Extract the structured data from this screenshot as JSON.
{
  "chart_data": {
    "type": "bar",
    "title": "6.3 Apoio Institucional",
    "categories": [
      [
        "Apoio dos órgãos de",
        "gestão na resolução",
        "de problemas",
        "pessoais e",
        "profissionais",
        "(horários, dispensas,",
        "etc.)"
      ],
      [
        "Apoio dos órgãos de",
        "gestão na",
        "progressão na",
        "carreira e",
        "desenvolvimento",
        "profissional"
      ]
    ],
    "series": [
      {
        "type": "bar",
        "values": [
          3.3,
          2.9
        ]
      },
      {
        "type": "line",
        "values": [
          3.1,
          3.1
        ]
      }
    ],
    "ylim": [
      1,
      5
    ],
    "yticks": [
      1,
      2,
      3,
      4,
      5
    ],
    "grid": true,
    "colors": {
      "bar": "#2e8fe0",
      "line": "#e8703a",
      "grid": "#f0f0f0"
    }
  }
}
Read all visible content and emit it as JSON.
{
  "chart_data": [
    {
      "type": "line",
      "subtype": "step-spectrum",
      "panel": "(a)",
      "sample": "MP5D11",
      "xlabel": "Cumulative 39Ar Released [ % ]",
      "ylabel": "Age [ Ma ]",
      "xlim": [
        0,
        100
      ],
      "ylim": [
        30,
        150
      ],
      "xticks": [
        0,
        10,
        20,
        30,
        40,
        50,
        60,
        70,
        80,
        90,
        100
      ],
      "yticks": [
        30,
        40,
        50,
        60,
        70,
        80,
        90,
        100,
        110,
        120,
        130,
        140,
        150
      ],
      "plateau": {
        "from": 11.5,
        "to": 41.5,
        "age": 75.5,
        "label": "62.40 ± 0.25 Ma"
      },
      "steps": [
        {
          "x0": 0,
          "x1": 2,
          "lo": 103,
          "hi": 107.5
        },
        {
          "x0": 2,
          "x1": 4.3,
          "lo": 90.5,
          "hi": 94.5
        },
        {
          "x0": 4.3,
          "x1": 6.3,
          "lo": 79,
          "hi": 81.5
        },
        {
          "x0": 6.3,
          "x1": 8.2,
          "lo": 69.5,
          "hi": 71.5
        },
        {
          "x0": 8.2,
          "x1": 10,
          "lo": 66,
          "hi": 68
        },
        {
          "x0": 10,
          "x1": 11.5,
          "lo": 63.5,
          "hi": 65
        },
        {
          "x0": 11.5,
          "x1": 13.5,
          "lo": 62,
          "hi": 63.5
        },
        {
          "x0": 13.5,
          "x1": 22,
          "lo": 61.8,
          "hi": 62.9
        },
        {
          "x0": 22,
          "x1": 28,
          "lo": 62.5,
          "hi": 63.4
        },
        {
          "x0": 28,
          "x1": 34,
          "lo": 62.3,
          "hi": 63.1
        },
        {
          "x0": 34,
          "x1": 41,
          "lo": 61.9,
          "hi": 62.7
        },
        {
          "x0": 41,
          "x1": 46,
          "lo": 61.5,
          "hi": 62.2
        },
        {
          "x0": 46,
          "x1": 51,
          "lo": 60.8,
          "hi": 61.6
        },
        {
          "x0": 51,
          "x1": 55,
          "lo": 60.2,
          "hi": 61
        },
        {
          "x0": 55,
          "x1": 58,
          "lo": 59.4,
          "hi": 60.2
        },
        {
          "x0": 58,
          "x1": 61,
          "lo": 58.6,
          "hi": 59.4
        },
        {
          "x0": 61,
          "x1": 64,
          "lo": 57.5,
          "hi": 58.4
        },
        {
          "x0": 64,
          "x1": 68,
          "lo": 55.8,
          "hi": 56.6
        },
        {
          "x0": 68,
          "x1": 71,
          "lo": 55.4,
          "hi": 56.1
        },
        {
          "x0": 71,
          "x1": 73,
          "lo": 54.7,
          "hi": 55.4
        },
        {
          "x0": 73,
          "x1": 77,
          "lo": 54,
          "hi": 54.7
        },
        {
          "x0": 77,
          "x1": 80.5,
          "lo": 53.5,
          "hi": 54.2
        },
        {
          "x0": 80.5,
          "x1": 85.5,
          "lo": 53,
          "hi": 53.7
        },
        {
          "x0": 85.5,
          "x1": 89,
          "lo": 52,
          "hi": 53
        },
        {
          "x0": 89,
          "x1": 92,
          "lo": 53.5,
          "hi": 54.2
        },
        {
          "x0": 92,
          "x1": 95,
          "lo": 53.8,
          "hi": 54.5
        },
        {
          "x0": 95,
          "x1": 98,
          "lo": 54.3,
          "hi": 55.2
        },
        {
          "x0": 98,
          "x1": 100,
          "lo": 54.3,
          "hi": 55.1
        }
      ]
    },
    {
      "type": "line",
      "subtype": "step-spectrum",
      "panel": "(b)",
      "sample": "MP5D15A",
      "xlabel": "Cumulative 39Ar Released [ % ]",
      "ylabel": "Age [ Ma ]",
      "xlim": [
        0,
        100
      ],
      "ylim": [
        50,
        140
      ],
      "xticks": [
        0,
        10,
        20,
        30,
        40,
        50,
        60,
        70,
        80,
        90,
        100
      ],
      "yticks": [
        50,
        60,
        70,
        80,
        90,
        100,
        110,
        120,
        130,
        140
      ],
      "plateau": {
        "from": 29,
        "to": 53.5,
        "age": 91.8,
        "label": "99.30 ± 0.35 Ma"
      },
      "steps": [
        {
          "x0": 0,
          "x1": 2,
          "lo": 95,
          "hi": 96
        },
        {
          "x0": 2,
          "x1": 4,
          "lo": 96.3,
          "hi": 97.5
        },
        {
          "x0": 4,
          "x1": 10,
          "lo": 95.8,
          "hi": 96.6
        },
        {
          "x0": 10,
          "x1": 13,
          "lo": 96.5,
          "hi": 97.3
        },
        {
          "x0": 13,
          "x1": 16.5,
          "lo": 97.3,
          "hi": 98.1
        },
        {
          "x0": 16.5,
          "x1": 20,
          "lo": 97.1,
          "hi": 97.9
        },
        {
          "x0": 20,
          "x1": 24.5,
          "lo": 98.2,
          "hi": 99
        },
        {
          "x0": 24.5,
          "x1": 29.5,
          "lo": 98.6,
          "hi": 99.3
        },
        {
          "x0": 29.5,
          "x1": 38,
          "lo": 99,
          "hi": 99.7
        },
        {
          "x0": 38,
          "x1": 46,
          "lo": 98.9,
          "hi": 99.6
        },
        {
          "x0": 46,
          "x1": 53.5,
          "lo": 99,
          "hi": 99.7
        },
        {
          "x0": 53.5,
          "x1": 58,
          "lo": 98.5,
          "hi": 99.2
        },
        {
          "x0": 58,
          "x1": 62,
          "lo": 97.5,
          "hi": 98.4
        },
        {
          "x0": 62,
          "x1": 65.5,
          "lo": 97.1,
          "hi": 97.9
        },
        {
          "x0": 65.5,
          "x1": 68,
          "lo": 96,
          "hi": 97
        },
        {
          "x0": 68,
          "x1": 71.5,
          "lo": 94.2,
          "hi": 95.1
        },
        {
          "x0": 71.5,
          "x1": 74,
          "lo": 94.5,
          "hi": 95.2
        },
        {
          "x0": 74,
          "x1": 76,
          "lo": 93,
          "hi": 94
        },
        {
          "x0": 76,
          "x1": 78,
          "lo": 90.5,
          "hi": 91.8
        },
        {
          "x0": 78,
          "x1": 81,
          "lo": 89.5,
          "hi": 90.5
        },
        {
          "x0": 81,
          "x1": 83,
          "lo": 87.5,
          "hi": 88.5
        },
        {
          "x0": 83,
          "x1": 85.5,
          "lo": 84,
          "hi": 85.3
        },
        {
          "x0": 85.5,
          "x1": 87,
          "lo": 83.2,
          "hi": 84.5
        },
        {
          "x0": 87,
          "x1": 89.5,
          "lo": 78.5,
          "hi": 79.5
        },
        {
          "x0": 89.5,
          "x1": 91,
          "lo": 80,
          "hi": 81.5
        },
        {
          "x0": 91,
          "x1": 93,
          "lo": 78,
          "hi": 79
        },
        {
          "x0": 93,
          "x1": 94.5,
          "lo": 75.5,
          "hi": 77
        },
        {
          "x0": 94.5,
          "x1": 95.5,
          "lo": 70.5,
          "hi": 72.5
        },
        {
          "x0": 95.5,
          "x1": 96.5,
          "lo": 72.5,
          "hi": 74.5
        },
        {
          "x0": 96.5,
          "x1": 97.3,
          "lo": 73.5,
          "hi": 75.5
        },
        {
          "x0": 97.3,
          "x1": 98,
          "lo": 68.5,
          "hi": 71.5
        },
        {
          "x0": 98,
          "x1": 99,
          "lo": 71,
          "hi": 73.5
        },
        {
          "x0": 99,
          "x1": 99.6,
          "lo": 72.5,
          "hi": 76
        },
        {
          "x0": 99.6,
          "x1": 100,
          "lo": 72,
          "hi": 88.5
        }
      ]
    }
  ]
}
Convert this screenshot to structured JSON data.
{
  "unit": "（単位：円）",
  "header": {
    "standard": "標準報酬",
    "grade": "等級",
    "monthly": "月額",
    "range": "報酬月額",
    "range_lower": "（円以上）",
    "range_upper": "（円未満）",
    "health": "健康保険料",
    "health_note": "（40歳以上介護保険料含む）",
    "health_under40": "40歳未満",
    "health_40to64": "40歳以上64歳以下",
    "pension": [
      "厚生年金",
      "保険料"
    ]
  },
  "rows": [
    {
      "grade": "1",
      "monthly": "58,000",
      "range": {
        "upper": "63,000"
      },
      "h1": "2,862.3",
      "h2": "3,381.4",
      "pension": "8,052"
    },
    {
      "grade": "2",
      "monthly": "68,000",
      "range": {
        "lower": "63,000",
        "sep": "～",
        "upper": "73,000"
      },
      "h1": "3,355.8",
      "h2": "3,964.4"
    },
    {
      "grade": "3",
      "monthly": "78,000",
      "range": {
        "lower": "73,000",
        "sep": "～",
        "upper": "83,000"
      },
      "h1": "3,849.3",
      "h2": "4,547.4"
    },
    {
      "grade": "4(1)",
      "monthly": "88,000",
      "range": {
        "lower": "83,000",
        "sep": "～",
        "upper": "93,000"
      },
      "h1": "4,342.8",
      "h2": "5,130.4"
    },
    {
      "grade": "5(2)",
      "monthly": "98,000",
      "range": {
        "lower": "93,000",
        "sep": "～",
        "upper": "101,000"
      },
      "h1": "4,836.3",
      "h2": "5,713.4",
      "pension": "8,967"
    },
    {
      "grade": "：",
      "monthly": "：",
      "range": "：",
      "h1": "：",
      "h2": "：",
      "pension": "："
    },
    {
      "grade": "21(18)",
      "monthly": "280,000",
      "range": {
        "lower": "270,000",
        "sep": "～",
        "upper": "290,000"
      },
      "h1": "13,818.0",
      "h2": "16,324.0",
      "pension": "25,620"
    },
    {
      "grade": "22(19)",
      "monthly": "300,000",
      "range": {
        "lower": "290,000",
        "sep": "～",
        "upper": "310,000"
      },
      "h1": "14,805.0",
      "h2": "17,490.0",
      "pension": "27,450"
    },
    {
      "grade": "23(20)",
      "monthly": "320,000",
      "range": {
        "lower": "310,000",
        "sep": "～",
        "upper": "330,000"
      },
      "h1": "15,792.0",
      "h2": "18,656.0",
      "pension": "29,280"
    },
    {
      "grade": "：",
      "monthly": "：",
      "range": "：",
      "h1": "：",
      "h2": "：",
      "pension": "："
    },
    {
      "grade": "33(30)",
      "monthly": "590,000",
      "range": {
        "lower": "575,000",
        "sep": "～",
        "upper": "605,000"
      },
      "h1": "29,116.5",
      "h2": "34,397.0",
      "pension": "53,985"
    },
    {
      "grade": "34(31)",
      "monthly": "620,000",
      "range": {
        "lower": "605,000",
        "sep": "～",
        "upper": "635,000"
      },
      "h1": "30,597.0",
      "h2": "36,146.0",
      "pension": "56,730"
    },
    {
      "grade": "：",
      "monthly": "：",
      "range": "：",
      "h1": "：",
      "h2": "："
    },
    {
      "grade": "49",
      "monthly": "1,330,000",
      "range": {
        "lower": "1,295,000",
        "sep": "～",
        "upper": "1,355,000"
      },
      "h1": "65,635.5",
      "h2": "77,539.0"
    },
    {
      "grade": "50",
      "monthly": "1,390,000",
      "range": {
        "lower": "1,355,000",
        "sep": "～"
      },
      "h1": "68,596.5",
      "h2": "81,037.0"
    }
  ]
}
________________________
Request: Keep only the lines that hold the string "pension", and copy them out.

The reply:
    "pension": [
      "pension": "8,052"
      "pension": "8,967"
      "pension": "："
      "pension": "25,620"
      "pension": "27,450"
      "pension": "29,280"
      "pension": "："
      "pension": "53,985"
      "pension": "56,730"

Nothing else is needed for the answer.